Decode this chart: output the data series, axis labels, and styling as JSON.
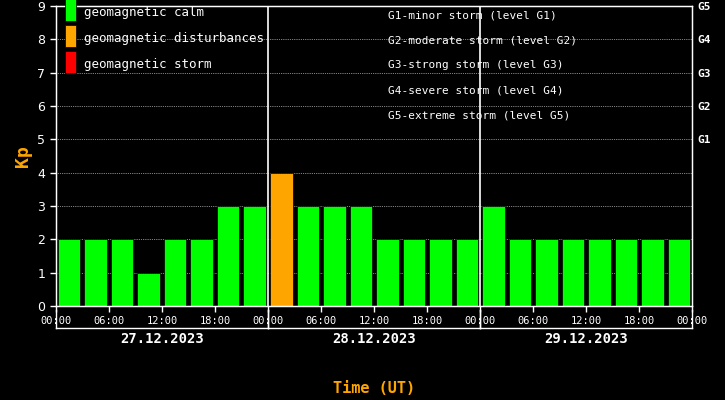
{
  "background_color": "#000000",
  "plot_bg_color": "#000000",
  "text_color": "#ffffff",
  "bar_values": [
    2,
    2,
    2,
    1,
    2,
    2,
    3,
    3,
    4,
    3,
    3,
    3,
    2,
    2,
    2,
    2,
    3,
    2,
    2,
    2,
    2,
    2,
    2,
    2
  ],
  "bar_colors": [
    "#00ff00",
    "#00ff00",
    "#00ff00",
    "#00ff00",
    "#00ff00",
    "#00ff00",
    "#00ff00",
    "#00ff00",
    "#ffa500",
    "#00ff00",
    "#00ff00",
    "#00ff00",
    "#00ff00",
    "#00ff00",
    "#00ff00",
    "#00ff00",
    "#00ff00",
    "#00ff00",
    "#00ff00",
    "#00ff00",
    "#00ff00",
    "#00ff00",
    "#00ff00",
    "#00ff00"
  ],
  "bar_edge_color": "#000000",
  "ylim": [
    0,
    9
  ],
  "yticks": [
    0,
    1,
    2,
    3,
    4,
    5,
    6,
    7,
    8,
    9
  ],
  "ylabel": "Kp",
  "ylabel_color": "#ffa500",
  "xlabel": "Time (UT)",
  "xlabel_color": "#ffa500",
  "day_labels": [
    "27.12.2023",
    "28.12.2023",
    "29.12.2023"
  ],
  "xtick_labels": [
    "00:00",
    "06:00",
    "12:00",
    "18:00",
    "00:00",
    "06:00",
    "12:00",
    "18:00",
    "00:00",
    "06:00",
    "12:00",
    "18:00",
    "00:00"
  ],
  "right_labels": [
    "G5",
    "G4",
    "G3",
    "G2",
    "G1"
  ],
  "right_label_yticks": [
    9,
    8,
    7,
    6,
    5
  ],
  "right_label_color": "#ffffff",
  "vline_x": [
    8,
    16
  ],
  "legend_items": [
    {
      "label": "geomagnetic calm",
      "color": "#00ff00"
    },
    {
      "label": "geomagnetic disturbances",
      "color": "#ffa500"
    },
    {
      "label": "geomagnetic storm",
      "color": "#ff0000"
    }
  ],
  "legend_text_color": "#ffffff",
  "right_text": [
    "G1-minor storm (level G1)",
    "G2-moderate storm (level G2)",
    "G3-strong storm (level G3)",
    "G4-severe storm (level G4)",
    "G5-extreme storm (level G5)"
  ],
  "right_text_color": "#ffffff",
  "dot_grid_color": "#ffffff"
}
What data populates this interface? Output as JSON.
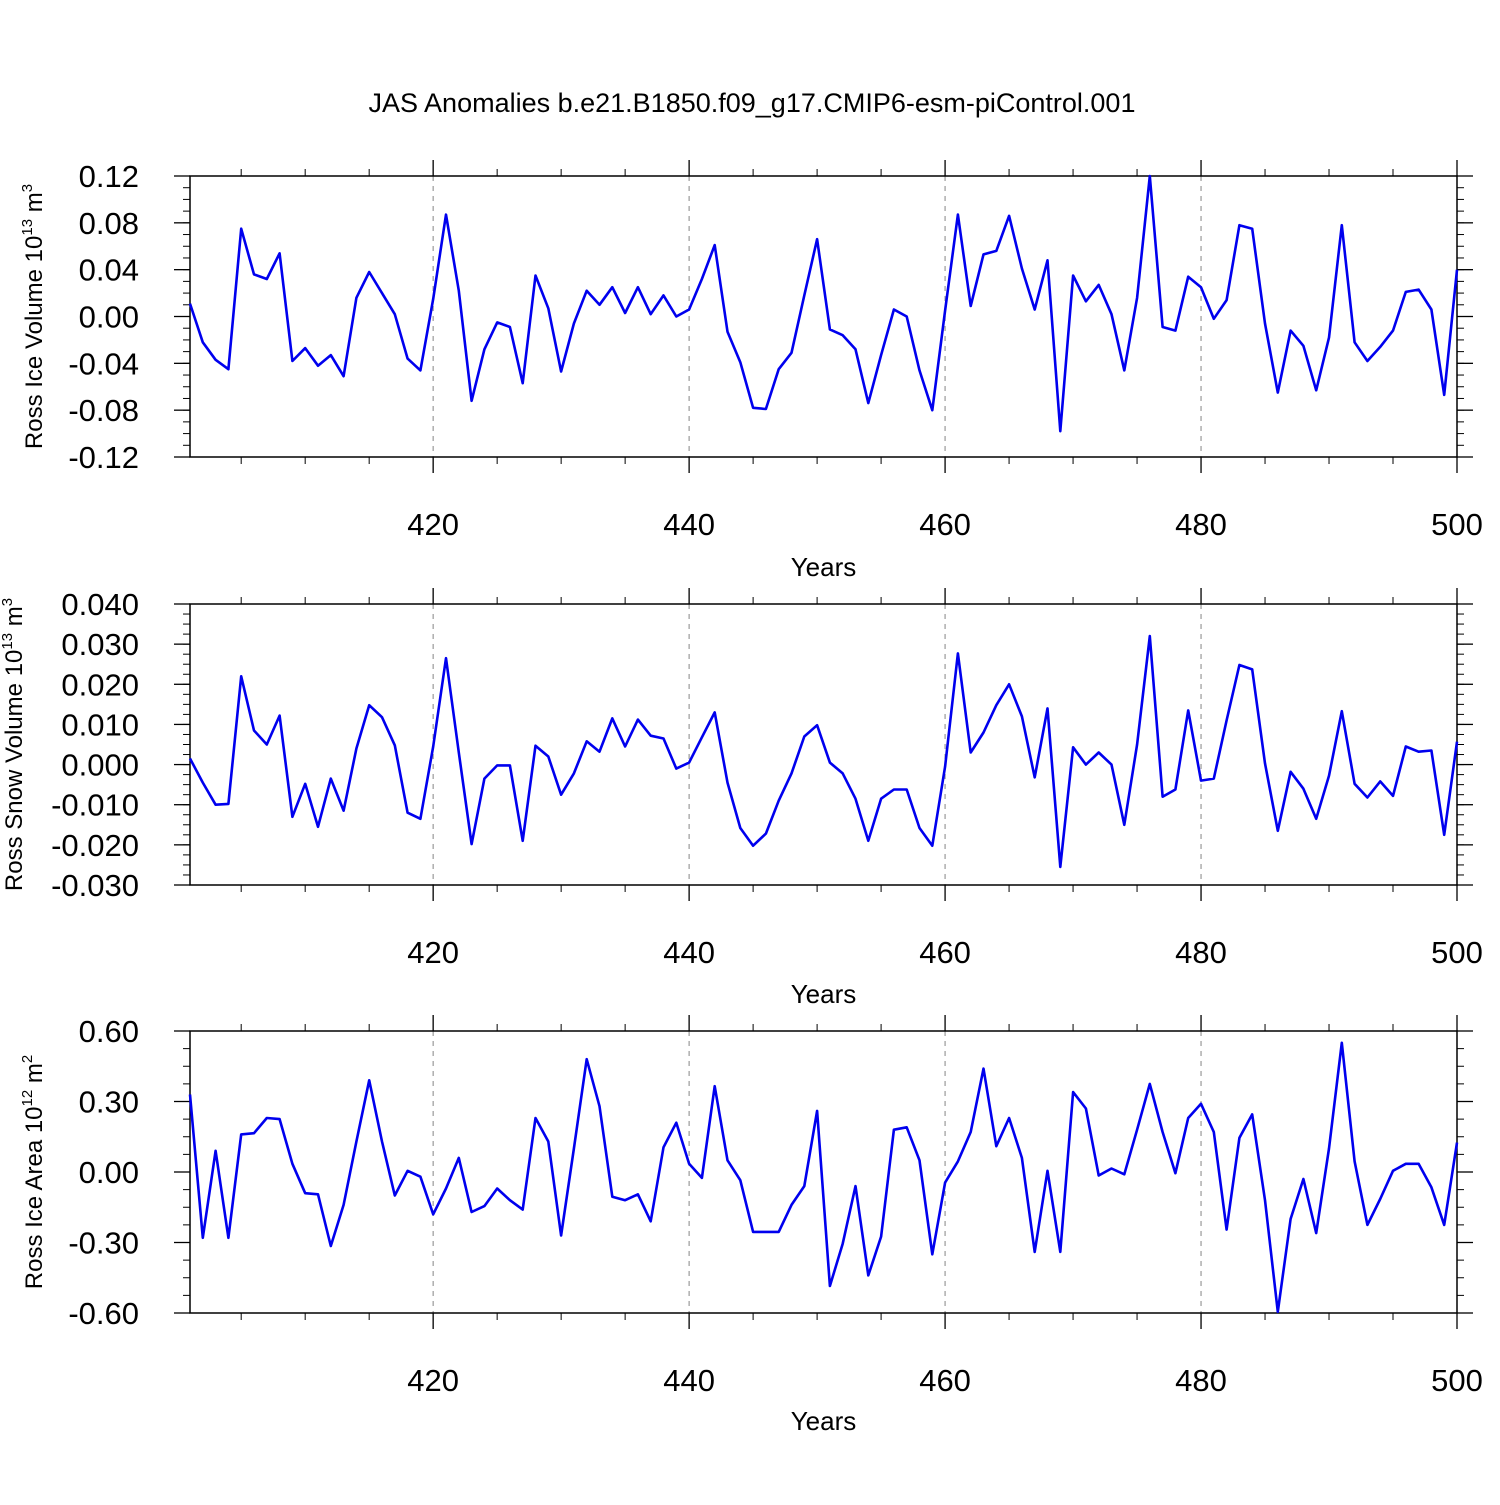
{
  "title": "JAS Anomalies b.e21.B1850.f09_g17.CMIP6-esm-piControl.001",
  "line_color": "#0000ee",
  "chart_data": [
    {
      "type": "line",
      "title": "JAS Anomalies b.e21.B1850.f09_g17.CMIP6-esm-piControl.001",
      "xlabel": "Years",
      "ylabel": {
        "text": "Ross Ice Volume 10",
        "exp": "13",
        "unit": " m",
        "unit_exp": "3"
      },
      "xlim": [
        401,
        500
      ],
      "ylim": [
        -0.12,
        0.12
      ],
      "xticks": [
        "420",
        "440",
        "460",
        "480",
        "500"
      ],
      "yticks": [
        "0.12",
        "0.08",
        "0.04",
        "0.00",
        "-0.04",
        "-0.08",
        "-0.12"
      ],
      "x": [
        401,
        402,
        403,
        404,
        405,
        406,
        407,
        408,
        409,
        410,
        411,
        412,
        413,
        414,
        415,
        416,
        417,
        418,
        419,
        420,
        421,
        422,
        423,
        424,
        425,
        426,
        427,
        428,
        429,
        430,
        431,
        432,
        433,
        434,
        435,
        436,
        437,
        438,
        439,
        440,
        441,
        442,
        443,
        444,
        445,
        446,
        447,
        448,
        449,
        450,
        451,
        452,
        453,
        454,
        455,
        456,
        457,
        458,
        459,
        460,
        461,
        462,
        463,
        464,
        465,
        466,
        467,
        468,
        469,
        470,
        471,
        472,
        473,
        474,
        475,
        476,
        477,
        478,
        479,
        480,
        481,
        482,
        483,
        484,
        485,
        486,
        487,
        488,
        489,
        490,
        491,
        492,
        493,
        494,
        495,
        496,
        497,
        498,
        499,
        500
      ],
      "series": [
        {
          "name": "Ross Ice Volume",
          "values": [
            0.011,
            -0.022,
            -0.037,
            -0.045,
            0.075,
            0.036,
            0.032,
            0.054,
            -0.038,
            -0.027,
            -0.042,
            -0.033,
            -0.051,
            0.016,
            0.038,
            0.02,
            0.002,
            -0.036,
            -0.046,
            0.015,
            0.087,
            0.022,
            -0.072,
            -0.028,
            -0.005,
            -0.009,
            -0.057,
            0.035,
            0.007,
            -0.047,
            -0.006,
            0.022,
            0.01,
            0.025,
            0.003,
            0.025,
            0.002,
            0.018,
            0.0,
            0.006,
            0.032,
            0.061,
            -0.013,
            -0.039,
            -0.078,
            -0.079,
            -0.045,
            -0.031,
            0.018,
            0.066,
            -0.011,
            -0.016,
            -0.028,
            -0.074,
            -0.033,
            0.006,
            0.0,
            -0.046,
            -0.08,
            0.005,
            0.087,
            0.009,
            0.053,
            0.056,
            0.086,
            0.041,
            0.006,
            0.048,
            -0.098,
            0.035,
            0.013,
            0.027,
            0.002,
            -0.046,
            0.016,
            0.12,
            -0.009,
            -0.012,
            0.034,
            0.025,
            -0.002,
            0.014,
            0.078,
            0.075,
            -0.006,
            -0.065,
            -0.012,
            -0.025,
            -0.063,
            -0.018,
            0.078,
            -0.022,
            -0.038,
            -0.026,
            -0.012,
            0.021,
            0.023,
            0.006,
            -0.067,
            0.04
          ]
        }
      ]
    },
    {
      "type": "line",
      "xlabel": "Years",
      "ylabel": {
        "text": "Ross Snow Volume 10",
        "exp": "13",
        "unit": " m",
        "unit_exp": "3"
      },
      "xlim": [
        401,
        500
      ],
      "ylim": [
        -0.03,
        0.04
      ],
      "xticks": [
        "420",
        "440",
        "460",
        "480",
        "500"
      ],
      "yticks": [
        "0.040",
        "0.030",
        "0.020",
        "0.010",
        "0.000",
        "-0.010",
        "-0.020",
        "-0.030"
      ],
      "x": [
        401,
        402,
        403,
        404,
        405,
        406,
        407,
        408,
        409,
        410,
        411,
        412,
        413,
        414,
        415,
        416,
        417,
        418,
        419,
        420,
        421,
        422,
        423,
        424,
        425,
        426,
        427,
        428,
        429,
        430,
        431,
        432,
        433,
        434,
        435,
        436,
        437,
        438,
        439,
        440,
        441,
        442,
        443,
        444,
        445,
        446,
        447,
        448,
        449,
        450,
        451,
        452,
        453,
        454,
        455,
        456,
        457,
        458,
        459,
        460,
        461,
        462,
        463,
        464,
        465,
        466,
        467,
        468,
        469,
        470,
        471,
        472,
        473,
        474,
        475,
        476,
        477,
        478,
        479,
        480,
        481,
        482,
        483,
        484,
        485,
        486,
        487,
        488,
        489,
        490,
        491,
        492,
        493,
        494,
        495,
        496,
        497,
        498,
        499,
        500
      ],
      "series": [
        {
          "name": "Ross Snow Volume",
          "values": [
            0.0015,
            -0.0045,
            -0.01,
            -0.0098,
            0.022,
            0.0085,
            0.005,
            0.0122,
            -0.013,
            -0.0048,
            -0.0155,
            -0.0035,
            -0.0115,
            0.004,
            0.0148,
            0.0118,
            0.0048,
            -0.012,
            -0.0135,
            0.0045,
            0.0265,
            0.003,
            -0.0198,
            -0.0035,
            -0.0002,
            -0.0002,
            -0.019,
            0.0047,
            0.002,
            -0.0075,
            -0.0022,
            0.0058,
            0.0032,
            0.0115,
            0.0045,
            0.0112,
            0.0072,
            0.0065,
            -0.001,
            0.0005,
            0.0068,
            0.013,
            -0.0045,
            -0.0158,
            -0.0202,
            -0.0172,
            -0.009,
            -0.0022,
            0.007,
            0.0098,
            0.0005,
            -0.0022,
            -0.0085,
            -0.019,
            -0.0085,
            -0.0062,
            -0.0062,
            -0.0158,
            -0.0202,
            -0.0005,
            0.0277,
            0.003,
            0.008,
            0.0148,
            0.02,
            0.012,
            -0.0032,
            0.014,
            -0.0255,
            0.0043,
            0.0,
            0.003,
            0.0,
            -0.015,
            0.005,
            0.032,
            -0.008,
            -0.0062,
            0.0135,
            -0.004,
            -0.0035,
            0.011,
            0.0248,
            0.0237,
            0.0003,
            -0.0165,
            -0.0018,
            -0.006,
            -0.0135,
            -0.0028,
            0.0133,
            -0.0048,
            -0.0082,
            -0.0042,
            -0.0078,
            0.0045,
            0.0032,
            0.0035,
            -0.0175,
            0.0057
          ]
        }
      ]
    },
    {
      "type": "line",
      "xlabel": "Years",
      "ylabel": {
        "text": "Ross Ice Area 10",
        "exp": "12",
        "unit": " m",
        "unit_exp": "2"
      },
      "xlim": [
        401,
        500
      ],
      "ylim": [
        -0.6,
        0.6
      ],
      "xticks": [
        "420",
        "440",
        "460",
        "480",
        "500"
      ],
      "yticks": [
        "0.60",
        "0.30",
        "0.00",
        "-0.30",
        "-0.60"
      ],
      "x": [
        401,
        402,
        403,
        404,
        405,
        406,
        407,
        408,
        409,
        410,
        411,
        412,
        413,
        414,
        415,
        416,
        417,
        418,
        419,
        420,
        421,
        422,
        423,
        424,
        425,
        426,
        427,
        428,
        429,
        430,
        431,
        432,
        433,
        434,
        435,
        436,
        437,
        438,
        439,
        440,
        441,
        442,
        443,
        444,
        445,
        446,
        447,
        448,
        449,
        450,
        451,
        452,
        453,
        454,
        455,
        456,
        457,
        458,
        459,
        460,
        461,
        462,
        463,
        464,
        465,
        466,
        467,
        468,
        469,
        470,
        471,
        472,
        473,
        474,
        475,
        476,
        477,
        478,
        479,
        480,
        481,
        482,
        483,
        484,
        485,
        486,
        487,
        488,
        489,
        490,
        491,
        492,
        493,
        494,
        495,
        496,
        497,
        498,
        499,
        500
      ],
      "series": [
        {
          "name": "Ross Ice Area",
          "values": [
            0.33,
            -0.28,
            0.09,
            -0.28,
            0.16,
            0.165,
            0.23,
            0.225,
            0.035,
            -0.09,
            -0.095,
            -0.315,
            -0.14,
            0.13,
            0.39,
            0.13,
            -0.1,
            0.005,
            -0.02,
            -0.18,
            -0.07,
            0.06,
            -0.17,
            -0.145,
            -0.07,
            -0.12,
            -0.16,
            0.23,
            0.13,
            -0.27,
            0.1,
            0.48,
            0.28,
            -0.105,
            -0.12,
            -0.095,
            -0.21,
            0.105,
            0.21,
            0.035,
            -0.025,
            0.365,
            0.05,
            -0.035,
            -0.255,
            -0.255,
            -0.255,
            -0.14,
            -0.06,
            0.26,
            -0.485,
            -0.305,
            -0.06,
            -0.44,
            -0.275,
            0.18,
            0.19,
            0.05,
            -0.35,
            -0.045,
            0.045,
            0.17,
            0.44,
            0.11,
            0.23,
            0.06,
            -0.34,
            0.005,
            -0.34,
            0.34,
            0.27,
            -0.015,
            0.015,
            -0.01,
            0.18,
            0.375,
            0.17,
            -0.005,
            0.23,
            0.29,
            0.17,
            -0.245,
            0.145,
            0.245,
            -0.12,
            -0.595,
            -0.2,
            -0.03,
            -0.26,
            0.1,
            0.55,
            0.045,
            -0.225,
            -0.115,
            0.005,
            0.035,
            0.035,
            -0.065,
            -0.225,
            0.125
          ]
        }
      ]
    }
  ]
}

* [What to work on]:
Show every line above in which the word "ffffff" occurs.

* [Written solution]:
  "text_color": "#ffffff",
  "right_label_color": "#ffffff",
  "legend_text_color": "#ffffff",
  "right_text_color": "#ffffff",
  "dot_grid_color": "#ffffff"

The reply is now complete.